## start

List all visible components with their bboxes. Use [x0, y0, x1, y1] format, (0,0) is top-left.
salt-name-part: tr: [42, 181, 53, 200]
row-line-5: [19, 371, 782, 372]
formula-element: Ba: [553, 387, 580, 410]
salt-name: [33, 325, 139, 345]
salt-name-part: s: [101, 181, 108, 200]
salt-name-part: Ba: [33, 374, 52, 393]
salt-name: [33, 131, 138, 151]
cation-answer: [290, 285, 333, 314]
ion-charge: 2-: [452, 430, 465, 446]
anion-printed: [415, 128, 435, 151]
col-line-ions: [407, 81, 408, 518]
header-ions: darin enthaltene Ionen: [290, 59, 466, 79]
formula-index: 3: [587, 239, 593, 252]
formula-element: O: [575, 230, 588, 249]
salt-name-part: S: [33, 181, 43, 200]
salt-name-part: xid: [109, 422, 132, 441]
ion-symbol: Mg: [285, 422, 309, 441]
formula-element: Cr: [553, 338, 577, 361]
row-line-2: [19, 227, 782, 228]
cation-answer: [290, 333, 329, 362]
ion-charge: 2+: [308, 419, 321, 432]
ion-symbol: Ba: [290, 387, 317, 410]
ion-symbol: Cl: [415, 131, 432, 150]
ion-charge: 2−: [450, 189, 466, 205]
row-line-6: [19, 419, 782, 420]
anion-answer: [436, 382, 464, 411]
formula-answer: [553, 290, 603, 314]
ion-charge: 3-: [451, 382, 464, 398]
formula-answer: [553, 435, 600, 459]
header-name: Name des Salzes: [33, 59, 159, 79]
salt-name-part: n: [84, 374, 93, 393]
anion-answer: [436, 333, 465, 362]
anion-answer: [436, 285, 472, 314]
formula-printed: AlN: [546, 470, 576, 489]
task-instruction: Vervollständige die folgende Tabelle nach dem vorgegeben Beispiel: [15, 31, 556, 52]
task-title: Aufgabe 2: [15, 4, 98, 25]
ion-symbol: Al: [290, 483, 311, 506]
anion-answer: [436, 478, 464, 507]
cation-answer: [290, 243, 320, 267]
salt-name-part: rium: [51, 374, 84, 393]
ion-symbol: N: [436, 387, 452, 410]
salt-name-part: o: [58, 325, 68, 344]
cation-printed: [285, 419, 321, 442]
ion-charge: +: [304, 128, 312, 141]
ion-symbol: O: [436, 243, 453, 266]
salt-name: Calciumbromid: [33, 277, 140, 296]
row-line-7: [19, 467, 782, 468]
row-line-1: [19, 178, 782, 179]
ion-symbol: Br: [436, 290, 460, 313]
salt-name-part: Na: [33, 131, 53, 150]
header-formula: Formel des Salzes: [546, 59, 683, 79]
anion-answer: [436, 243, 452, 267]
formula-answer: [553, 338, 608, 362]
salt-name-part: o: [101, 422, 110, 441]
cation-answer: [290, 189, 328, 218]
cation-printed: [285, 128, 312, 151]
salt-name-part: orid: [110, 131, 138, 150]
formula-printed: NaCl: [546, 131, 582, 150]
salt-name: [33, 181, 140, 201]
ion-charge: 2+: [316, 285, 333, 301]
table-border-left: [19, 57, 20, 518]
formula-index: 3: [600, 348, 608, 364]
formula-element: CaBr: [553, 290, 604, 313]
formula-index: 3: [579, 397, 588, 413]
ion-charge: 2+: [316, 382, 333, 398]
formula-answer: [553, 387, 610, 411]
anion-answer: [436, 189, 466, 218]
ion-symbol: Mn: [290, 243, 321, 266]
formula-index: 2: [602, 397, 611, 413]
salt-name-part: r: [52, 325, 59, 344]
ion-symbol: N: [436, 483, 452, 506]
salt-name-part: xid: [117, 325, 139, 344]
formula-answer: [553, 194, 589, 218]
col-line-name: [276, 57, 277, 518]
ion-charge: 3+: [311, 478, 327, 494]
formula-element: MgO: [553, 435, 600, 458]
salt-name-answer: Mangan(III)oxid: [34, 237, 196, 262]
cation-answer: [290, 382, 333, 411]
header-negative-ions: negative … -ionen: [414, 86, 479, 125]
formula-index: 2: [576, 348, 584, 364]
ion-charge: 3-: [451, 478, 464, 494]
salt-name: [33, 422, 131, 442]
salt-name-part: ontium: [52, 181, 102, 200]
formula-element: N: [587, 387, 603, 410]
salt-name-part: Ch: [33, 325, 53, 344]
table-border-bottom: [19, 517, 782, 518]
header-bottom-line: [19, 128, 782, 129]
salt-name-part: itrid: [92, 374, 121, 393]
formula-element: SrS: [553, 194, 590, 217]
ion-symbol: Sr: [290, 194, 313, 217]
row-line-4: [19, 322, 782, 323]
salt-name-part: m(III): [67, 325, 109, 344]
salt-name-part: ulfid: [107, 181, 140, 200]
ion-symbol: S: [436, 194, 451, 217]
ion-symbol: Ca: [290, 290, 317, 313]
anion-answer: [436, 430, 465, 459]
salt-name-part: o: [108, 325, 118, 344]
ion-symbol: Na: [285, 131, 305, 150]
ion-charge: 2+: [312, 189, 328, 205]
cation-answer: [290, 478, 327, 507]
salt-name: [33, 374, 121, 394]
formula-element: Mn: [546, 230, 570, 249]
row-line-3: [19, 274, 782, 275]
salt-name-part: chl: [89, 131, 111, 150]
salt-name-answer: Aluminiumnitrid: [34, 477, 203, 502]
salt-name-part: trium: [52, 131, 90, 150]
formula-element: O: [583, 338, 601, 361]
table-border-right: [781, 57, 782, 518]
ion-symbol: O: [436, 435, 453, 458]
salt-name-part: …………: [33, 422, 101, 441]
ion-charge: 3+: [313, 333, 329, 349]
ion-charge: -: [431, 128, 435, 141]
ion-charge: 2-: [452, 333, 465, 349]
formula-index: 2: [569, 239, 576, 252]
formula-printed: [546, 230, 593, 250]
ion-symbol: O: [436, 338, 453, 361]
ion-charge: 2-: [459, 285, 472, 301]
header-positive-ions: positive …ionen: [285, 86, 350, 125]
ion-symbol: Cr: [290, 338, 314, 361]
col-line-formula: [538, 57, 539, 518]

## end

**SHORT EXERCISE**:
Rewrite all of the lines above, changing every "salt-name-part" to "name-segment" and leaving everything else unchanged.

**SOLUTION FOR THIS TASK**:
List all visible components with their bboxes. Use [x0, y0, x1, y1] format, (0,0) is top-left.
name-segment: tr: [42, 181, 53, 200]
row-line-5: [19, 371, 782, 372]
formula-element: Ba: [553, 387, 580, 410]
salt-name: [33, 325, 139, 345]
name-segment: s: [101, 181, 108, 200]
name-segment: Ba: [33, 374, 52, 393]
salt-name: [33, 131, 138, 151]
cation-answer: [290, 285, 333, 314]
ion-charge: 2-: [452, 430, 465, 446]
anion-printed: [415, 128, 435, 151]
col-line-ions: [407, 81, 408, 518]
header-ions: darin enthaltene Ionen: [290, 59, 466, 79]
formula-index: 3: [587, 239, 593, 252]
formula-element: O: [575, 230, 588, 249]
name-segment: S: [33, 181, 43, 200]
name-segment: xid: [109, 422, 132, 441]
ion-symbol: Mg: [285, 422, 309, 441]
formula-element: Cr: [553, 338, 577, 361]
row-line-2: [19, 227, 782, 228]
cation-answer: [290, 333, 329, 362]
ion-charge: 2+: [308, 419, 321, 432]
ion-symbol: Ba: [290, 387, 317, 410]
ion-symbol: Cl: [415, 131, 432, 150]
ion-charge: 2−: [450, 189, 466, 205]
row-line-6: [19, 419, 782, 420]
anion-answer: [436, 382, 464, 411]
formula-answer: [553, 290, 603, 314]
ion-charge: 3-: [451, 382, 464, 398]
formula-answer: [553, 435, 600, 459]
header-name: Name des Salzes: [33, 59, 159, 79]
name-segment: n: [84, 374, 93, 393]
anion-answer: [436, 333, 465, 362]
anion-answer: [436, 285, 472, 314]
formula-printed: AlN: [546, 470, 576, 489]
task-instruction: Vervollständige die folgende Tabelle nach dem vorgegeben Beispiel: [15, 31, 556, 52]
task-title: Aufgabe 2: [15, 4, 98, 25]
ion-symbol: Al: [290, 483, 311, 506]
anion-answer: [436, 478, 464, 507]
cation-answer: [290, 243, 320, 267]
name-segment: rium: [51, 374, 84, 393]
ion-symbol: N: [436, 387, 452, 410]
name-segment: o: [58, 325, 68, 344]
cation-printed: [285, 419, 321, 442]
ion-charge: +: [304, 128, 312, 141]
ion-symbol: O: [436, 243, 453, 266]
salt-name: Calciumbromid: [33, 277, 140, 296]
row-line-7: [19, 467, 782, 468]
row-line-1: [19, 178, 782, 179]
ion-symbol: Br: [436, 290, 460, 313]
name-segment: Na: [33, 131, 53, 150]
header-formula: Formel des Salzes: [546, 59, 683, 79]
anion-answer: [436, 243, 452, 267]
formula-answer: [553, 338, 608, 362]
name-segment: o: [101, 422, 110, 441]
cation-answer: [290, 189, 328, 218]
cation-printed: [285, 128, 312, 151]
name-segment: orid: [110, 131, 138, 150]
formula-printed: NaCl: [546, 131, 582, 150]
salt-name: [33, 181, 140, 201]
ion-charge: 2+: [316, 285, 333, 301]
table-border-left: [19, 57, 20, 518]
formula-index: 3: [600, 348, 608, 364]
formula-element: CaBr: [553, 290, 604, 313]
formula-index: 3: [579, 397, 588, 413]
ion-charge: 2+: [316, 382, 333, 398]
formula-answer: [553, 387, 610, 411]
anion-answer: [436, 189, 466, 218]
ion-symbol: Mn: [290, 243, 321, 266]
formula-index: 2: [602, 397, 611, 413]
name-segment: r: [52, 325, 59, 344]
ion-symbol: N: [436, 483, 452, 506]
name-segment: xid: [117, 325, 139, 344]
formula-answer: [553, 194, 589, 218]
col-line-name: [276, 57, 277, 518]
ion-charge: 3+: [311, 478, 327, 494]
formula-element: MgO: [553, 435, 600, 458]
salt-name-answer: Mangan(III)oxid: [34, 237, 196, 262]
cation-answer: [290, 382, 333, 411]
header-negative-ions: negative … -ionen: [414, 86, 479, 125]
formula-index: 2: [576, 348, 584, 364]
ion-charge: 3-: [451, 478, 464, 494]
salt-name: [33, 422, 131, 442]
name-segment: ontium: [52, 181, 102, 200]
formula-element: N: [587, 387, 603, 410]
name-segment: Ch: [33, 325, 53, 344]
table-border-bottom: [19, 517, 782, 518]
header-bottom-line: [19, 128, 782, 129]
name-segment: itrid: [92, 374, 121, 393]
formula-element: SrS: [553, 194, 590, 217]
ion-symbol: Sr: [290, 194, 313, 217]
row-line-4: [19, 322, 782, 323]
name-segment: m(III): [67, 325, 109, 344]
name-segment: ulfid: [107, 181, 140, 200]
ion-symbol: S: [436, 194, 451, 217]
ion-symbol: Ca: [290, 290, 317, 313]
anion-answer: [436, 430, 465, 459]
name-segment: o: [108, 325, 118, 344]
ion-symbol: Na: [285, 131, 305, 150]
ion-charge: 2+: [312, 189, 328, 205]
cation-answer: [290, 478, 327, 507]
salt-name: [33, 374, 121, 394]
formula-element: Mn: [546, 230, 570, 249]
row-line-3: [19, 274, 782, 275]
name-segment: chl: [89, 131, 111, 150]
salt-name-answer: Aluminiumnitrid: [34, 477, 203, 502]
name-segment: trium: [52, 131, 90, 150]
formula-element: O: [583, 338, 601, 361]
table-border-right: [781, 57, 782, 518]
ion-symbol: O: [436, 435, 453, 458]
name-segment: …………: [33, 422, 101, 441]
ion-charge: 3+: [313, 333, 329, 349]
ion-charge: -: [431, 128, 435, 141]
ion-charge: 2-: [452, 333, 465, 349]
formula-index: 2: [569, 239, 576, 252]
formula-printed: [546, 230, 593, 250]
ion-symbol: O: [436, 338, 453, 361]
ion-charge: 2-: [459, 285, 472, 301]
header-positive-ions: positive …ionen: [285, 86, 350, 125]
ion-symbol: Cr: [290, 338, 314, 361]
col-line-formula: [538, 57, 539, 518]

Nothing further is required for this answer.